# The records start
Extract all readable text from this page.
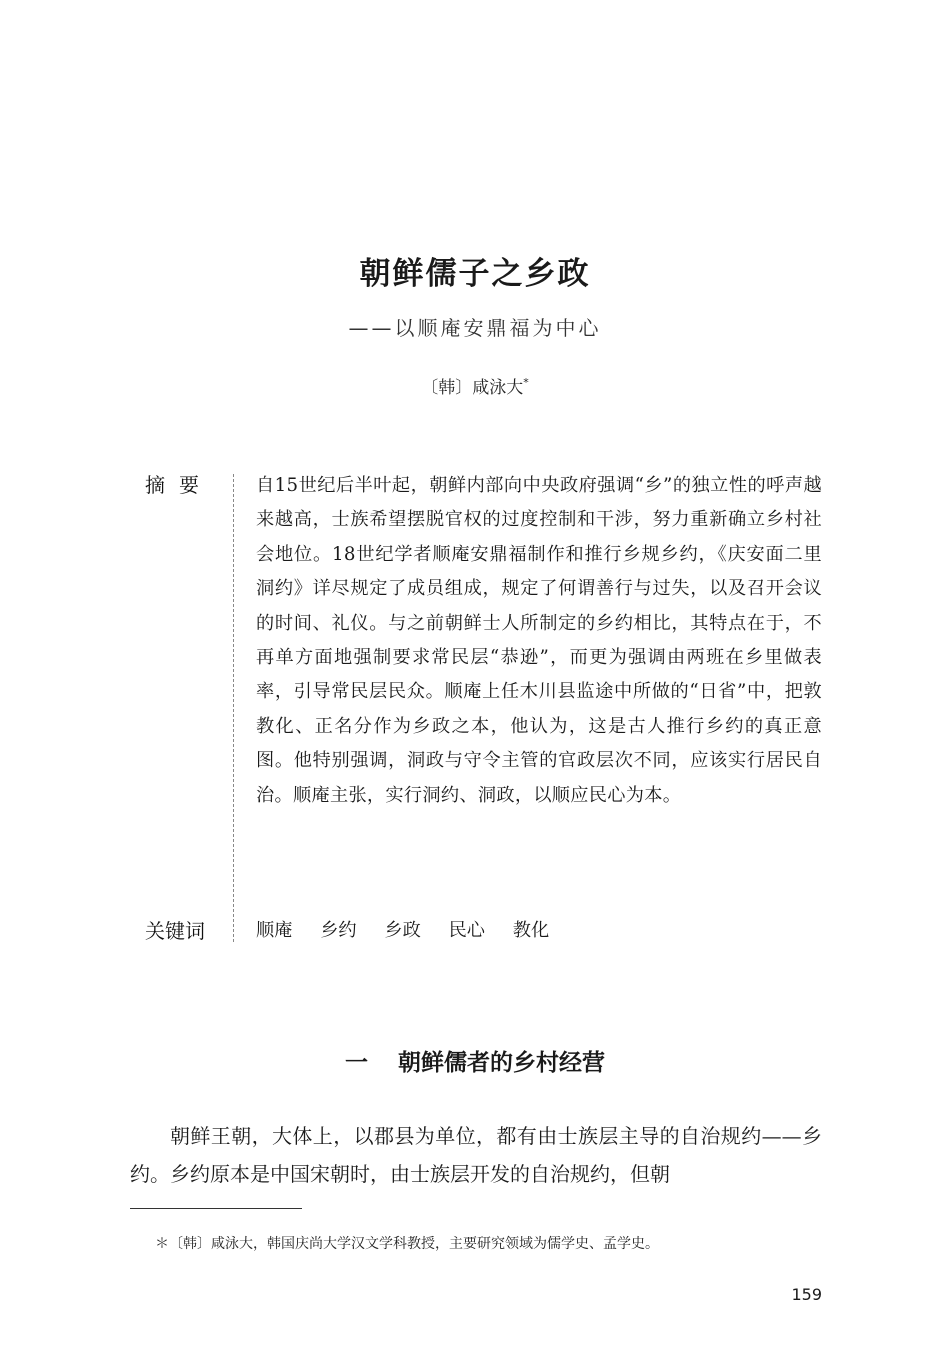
朝鲜儒子之乡政
——以顺庵安鼎福为中心
〔韩〕咸泳大*
摘要 自15世纪后半叶起，朝鲜内部向中央政府强调“乡”的独立性的呼声越来越高，士族希望摆脱官权的过度控制和干涉，努力重新确立乡村社会地位。18世纪学者顺庵安鼎福制作和推行乡规乡约，《庆安面二里洞约》详尽规定了成员组成，规定了何谓善行与过失，以及召开会议的时间、礼仪。与之前朝鲜士人所制定的乡约相比，其特点在于，不再单方面地强制要求常民层“恭逊”，而更为强调由两班在乡里做表率，引导常民层民众。顺庵上任木川县监途中所做的“日省”中，把敦教化、正名分作为乡政之本，他认为，这是古人推行乡约的真正意图。他特别强调，洞政与守令主管的官政层次不同，应该实行居民自治。顺庵主张，实行洞约、洞政，以顺应民心为本。
关键词	顺庵 乡约 乡政 民心 教化
一 朝鲜儒者的乡村经营
朝鲜王朝，大体上，以郡县为单位，都有由士族层主导的自治规约——乡约。乡约原本是中国宋朝时，由士族层开发的自治规约，但朝
＊〔韩〕咸泳大，韩国庆尚大学汉文学科教授，主要研究领域为儒学史、孟学史。
159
# The records end
Description of the task =>
Repeat the data in full and exactly. Omit pictures.

Task output =>
Extract all readable text from this page.
朝鲜儒子之乡政
——以顺庵安鼎福为中心
〔韩〕咸泳大*
摘要 自15世纪后半叶起，朝鲜内部向中央政府强调“乡”的独立性的呼声越来越高，士族希望摆脱官权的过度控制和干涉，努力重新确立乡村社会地位。18世纪学者顺庵安鼎福制作和推行乡规乡约，《庆安面二里洞约》详尽规定了成员组成，规定了何谓善行与过失，以及召开会议的时间、礼仪。与之前朝鲜士人所制定的乡约相比，其特点在于，不再单方面地强制要求常民层“恭逊”，而更为强调由两班在乡里做表率，引导常民层民众。顺庵上任木川县监途中所做的“日省”中，把敦教化、正名分作为乡政之本，他认为，这是古人推行乡约的真正意图。他特别强调，洞政与守令主管的官政层次不同，应该实行居民自治。顺庵主张，实行洞约、洞政，以顺应民心为本。
关键词	顺庵 乡约 乡政 民心 教化
一 朝鲜儒者的乡村经营
朝鲜王朝，大体上，以郡县为单位，都有由士族层主导的自治规约——乡约。乡约原本是中国宋朝时，由士族层开发的自治规约，但朝
＊〔韩〕咸泳大，韩国庆尚大学汉文学科教授，主要研究领域为儒学史、孟学史。
159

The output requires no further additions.